» **The exercise**:
Count the lines in the data below that contain the word "Schweinemast".

------

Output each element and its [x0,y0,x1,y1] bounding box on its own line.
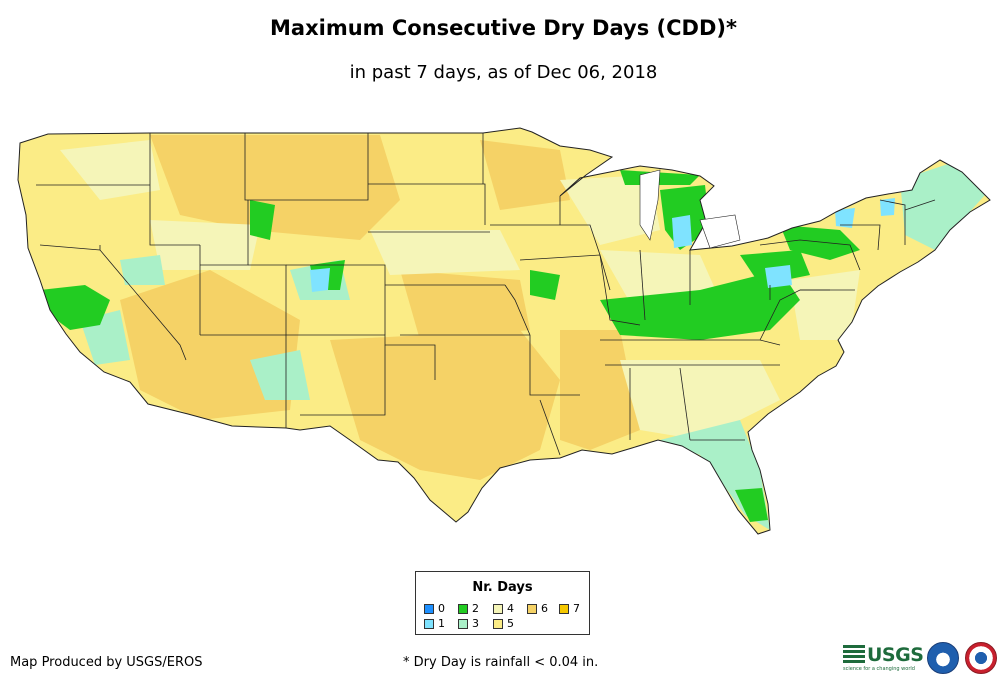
legend-item-7: 7 [559,603,580,615]
agency-logos: USGS science for a changing world [843,640,1003,678]
legend-swatch-7 [559,604,569,614]
usgs-logo: USGS [843,644,924,666]
legend-swatch-6 [527,604,537,614]
legend-label-4: 4 [507,602,514,615]
legend: Nr. Days 0 1 2 3 4 5 6 7 [415,571,590,635]
legend-title: Nr. Days [472,580,533,595]
legend-label-5: 5 [507,617,514,630]
legend-swatch-2 [458,604,468,614]
dry-day-footnote: * Dry Day is rainfall < 0.04 in. [403,655,599,670]
legend-item-4: 4 [493,603,514,615]
usgs-logo-text: USGS [867,644,924,666]
legend-swatch-0 [424,604,434,614]
map-title: Maximum Consecutive Dry Days (CDD)* [270,16,737,40]
legend-item-6: 6 [527,603,548,615]
legend-item-0: 0 [424,603,445,615]
legend-swatch-1 [424,619,434,629]
legend-label-3: 3 [472,617,479,630]
legend-item-3: 3 [458,618,479,630]
map-subtitle: in past 7 days, as of Dec 06, 2018 [349,62,658,83]
usgs-tagline: science for a changing world [843,666,915,672]
legend-swatch-4 [493,604,503,614]
legend-swatch-5 [493,619,503,629]
legend-label-6: 6 [541,602,548,615]
legend-item-1: 1 [424,618,445,630]
noaa-logo-icon [927,642,959,674]
legend-item-2: 2 [458,603,479,615]
map-credit: Map Produced by USGS/EROS [10,655,203,670]
legend-label-7: 7 [573,602,580,615]
legend-item-5: 5 [493,618,514,630]
usgs-stripes-icon [843,645,865,663]
nws-logo-icon [965,642,997,674]
legend-label-2: 2 [472,602,479,615]
legend-label-1: 1 [438,617,445,630]
legend-label-0: 0 [438,602,445,615]
legend-swatch-3 [458,619,468,629]
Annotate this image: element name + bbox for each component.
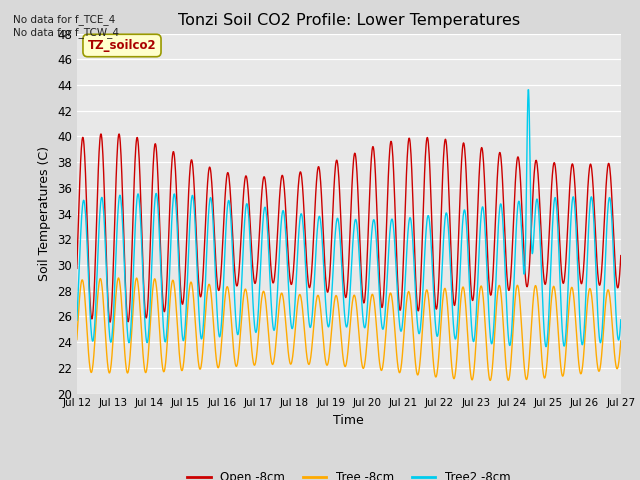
Y-axis label: Soil Temperatures (C): Soil Temperatures (C)	[38, 146, 51, 281]
Legend: Open -8cm, Tree -8cm, Tree2 -8cm: Open -8cm, Tree -8cm, Tree2 -8cm	[182, 466, 515, 480]
Text: No data for f_TCE_4
No data for f_TCW_4: No data for f_TCE_4 No data for f_TCW_4	[13, 14, 119, 38]
X-axis label: Time: Time	[333, 414, 364, 427]
Text: TZ_soilco2: TZ_soilco2	[88, 39, 156, 52]
Title: Tonzi Soil CO2 Profile: Lower Temperatures: Tonzi Soil CO2 Profile: Lower Temperatur…	[178, 13, 520, 28]
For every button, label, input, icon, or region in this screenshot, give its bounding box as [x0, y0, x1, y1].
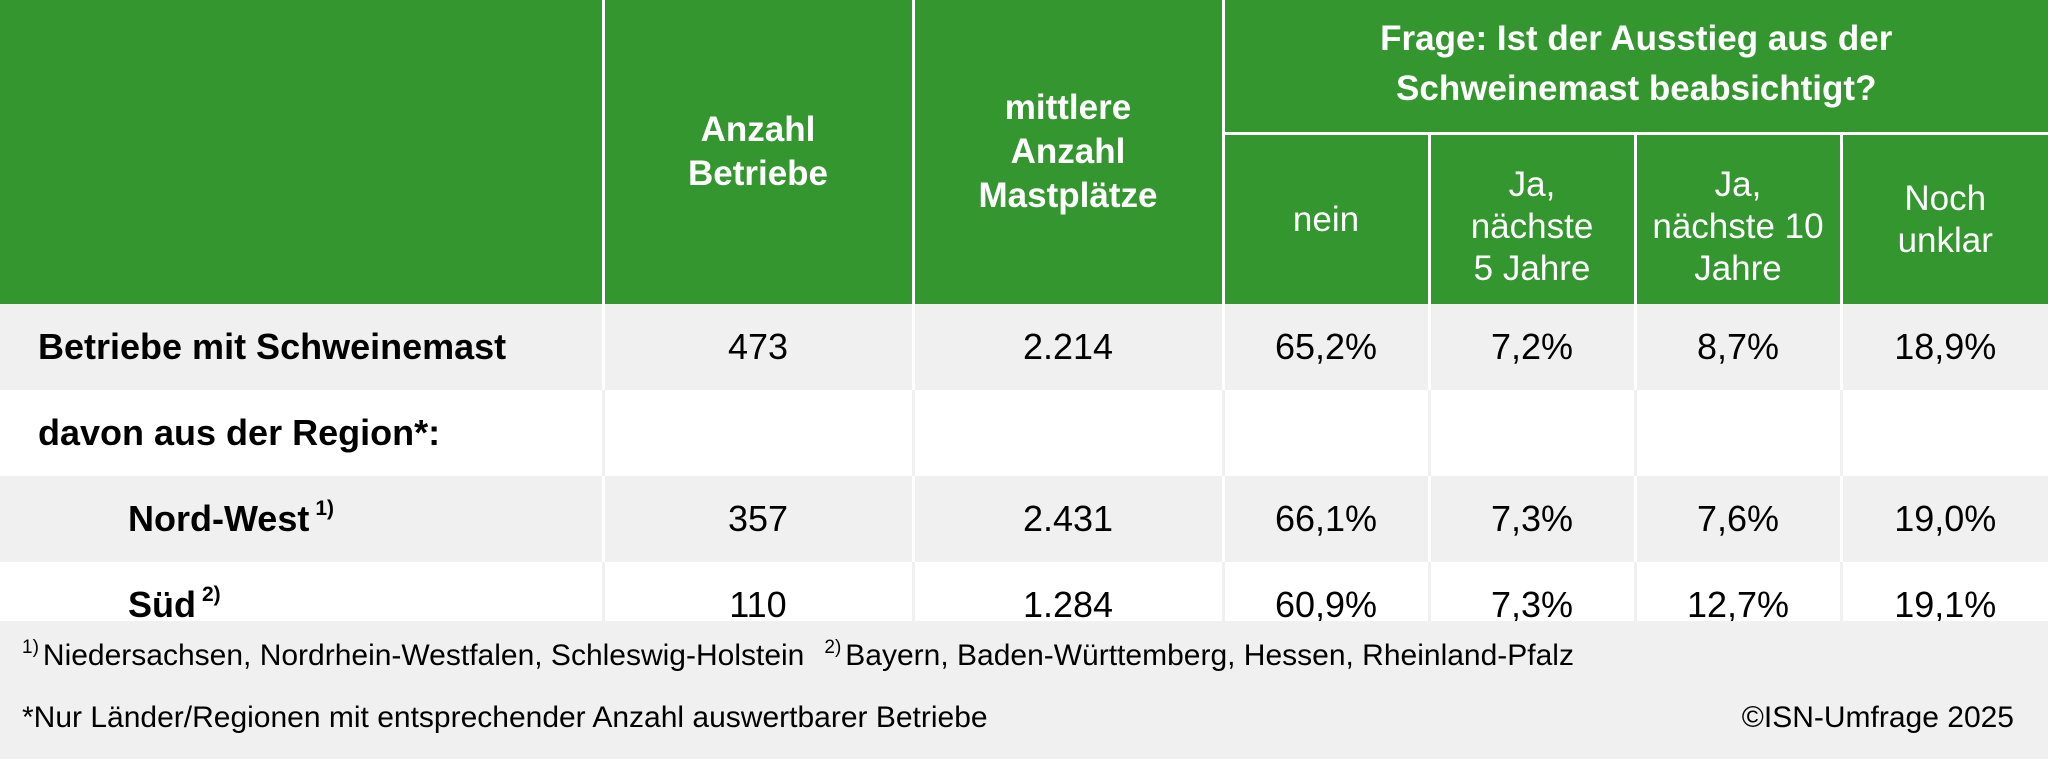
value-anzahl-betriebe: 473: [603, 304, 915, 390]
footnote-marker-1: 1): [22, 637, 39, 658]
value-ja-5: 7,3%: [1429, 476, 1637, 562]
footnote-marker-2: 2): [824, 637, 842, 658]
value-anzahl-betriebe: [603, 390, 915, 476]
footnote-marker: 1): [315, 497, 335, 520]
header-empty-cell: [0, 0, 605, 304]
footer: 1) Niedersachsen, Nordrhein-Westfalen, Sc…: [0, 621, 2048, 759]
footnote-regions: 1) Niedersachsen, Nordrhein-Westfalen, Sc…: [22, 637, 1574, 673]
value-unklar: 19,0%: [1841, 476, 2048, 562]
survey-table: Anzahl Betriebe mittlere Anzahl Mastplät…: [0, 0, 2048, 648]
table-row: Nord-West 1) 357 2.431 66,1% 7,3% 7,6% 19…: [0, 476, 2048, 562]
value-ja-10: 8,7%: [1635, 304, 1843, 390]
value-nein: [1223, 390, 1431, 476]
value-mittlere-anzahl: 2.431: [913, 476, 1225, 562]
table-row: davon aus der Region*:: [0, 390, 2048, 476]
value-nein: 65,2%: [1223, 304, 1431, 390]
value-mittlere-anzahl: [913, 390, 1225, 476]
footnote-2-text: Bayern, Baden-Württemberg, Hessen, Rhein…: [845, 639, 1574, 672]
copyright: ©ISN-Umfrage 2025: [1741, 701, 2014, 734]
header-anzahl-betriebe: Anzahl Betriebe: [603, 0, 915, 304]
value-ja-10: [1635, 390, 1843, 476]
header-mittlere-anzahl: mittlere Anzahl Mastplätze: [913, 0, 1225, 304]
header-sub-ja-10: Ja, nächste 10 Jahre: [1635, 132, 1843, 304]
value-ja-5: 7,2%: [1429, 304, 1637, 390]
value-anzahl-betriebe: 357: [603, 476, 915, 562]
header-frage: Frage: Ist der Ausstieg aus der Schweine…: [1223, 0, 2048, 134]
header-sub-nein: nein: [1223, 132, 1431, 304]
table-row: Betriebe mit Schweinemast 473 2.214 65,2…: [0, 304, 2048, 390]
header-sub-unklar: Noch unklar: [1841, 132, 2048, 304]
row-label: Betriebe mit Schweinemast: [0, 304, 605, 390]
footnote-1-text: Niedersachsen, Nordrhein-Westfalen, Schl…: [42, 639, 805, 672]
value-nein: 66,1%: [1223, 476, 1431, 562]
header-sub-ja-5: Ja, nächste 5 Jahre: [1429, 132, 1637, 304]
footnote-marker: 2): [202, 583, 221, 606]
value-mittlere-anzahl: 2.214: [913, 304, 1225, 390]
value-ja-5: [1429, 390, 1637, 476]
value-unklar: 18,9%: [1841, 304, 2048, 390]
value-ja-10: 7,6%: [1635, 476, 1843, 562]
row-label: davon aus der Region*:: [0, 390, 605, 476]
footnote-asterisk: *Nur Länder/Regionen mit entsprechender …: [22, 701, 988, 734]
value-unklar: [1841, 390, 2048, 476]
row-label: Nord-West 1): [0, 476, 605, 562]
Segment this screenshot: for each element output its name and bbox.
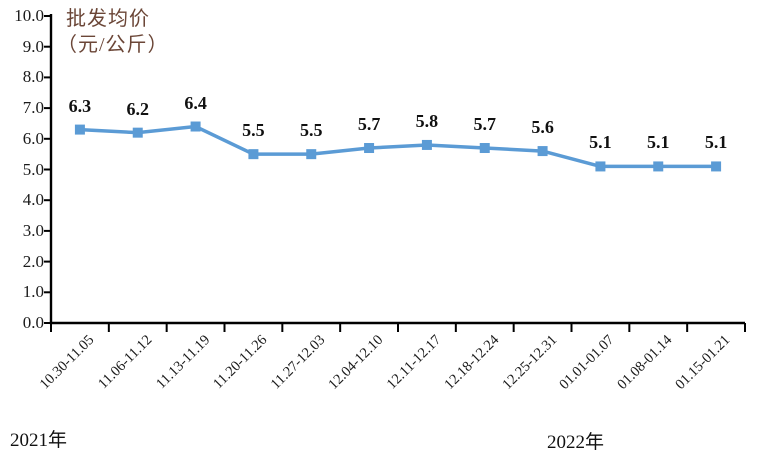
data-point-label: 5.1 — [647, 132, 670, 153]
y-tick-label: 0.0 — [22, 313, 44, 332]
data-point-marker — [537, 146, 548, 157]
data-point-marker — [653, 161, 664, 172]
year-label-2021: 2021年 — [10, 430, 68, 451]
y-tick-label: 6.0 — [22, 128, 44, 148]
year-label-2022: 2022年 — [547, 432, 605, 453]
price-line-series — [78, 124, 718, 169]
data-point-marker — [190, 121, 201, 132]
data-point-marker — [479, 143, 490, 154]
data-point-marker — [421, 139, 432, 150]
data-point-label: 6.3 — [68, 95, 92, 116]
data-point-label: 5.8 — [415, 110, 439, 131]
chart-unit-label: （元/公斤） — [57, 34, 169, 56]
y-tick-label: 4.0 — [22, 190, 44, 210]
data-point-label: 5.5 — [300, 120, 323, 141]
chart-title-text: 批发均价 — [66, 8, 150, 30]
data-point-label: 6.2 — [126, 98, 150, 119]
data-point-marker — [306, 149, 317, 160]
y-tick-label: 3.0 — [22, 220, 44, 240]
data-point-marker — [74, 124, 85, 135]
y-tick-label: 1.0 — [22, 282, 44, 302]
data-point-label: 5.7 — [473, 114, 497, 134]
data-point-marker — [364, 143, 375, 154]
y-tick-label: 5.0 — [22, 159, 44, 179]
y-tick-label: 7.0 — [22, 98, 44, 118]
y-tick-label: 2.0 — [22, 251, 44, 271]
data-point-marker — [711, 161, 722, 172]
y-tick-label: 10.0 — [14, 6, 44, 25]
y-tick-label: 8.0 — [22, 67, 44, 87]
data-point-label: 5.1 — [704, 132, 728, 153]
data-point-label: 5.6 — [531, 117, 554, 138]
data-point-marker — [132, 127, 143, 138]
y-tick-label: 9.0 — [22, 36, 44, 56]
data-point-label: 6.4 — [184, 92, 207, 113]
data-point-marker — [248, 149, 259, 160]
data-point-label: 5.5 — [242, 120, 265, 141]
data-point-label: 5.1 — [589, 132, 612, 153]
data-point-label: 5.7 — [357, 114, 381, 134]
chart-title: 批发均价 （元/公斤） — [57, 6, 169, 58]
data-point-marker — [595, 161, 606, 172]
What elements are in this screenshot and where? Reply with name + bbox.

------

» **Expected answer**:
2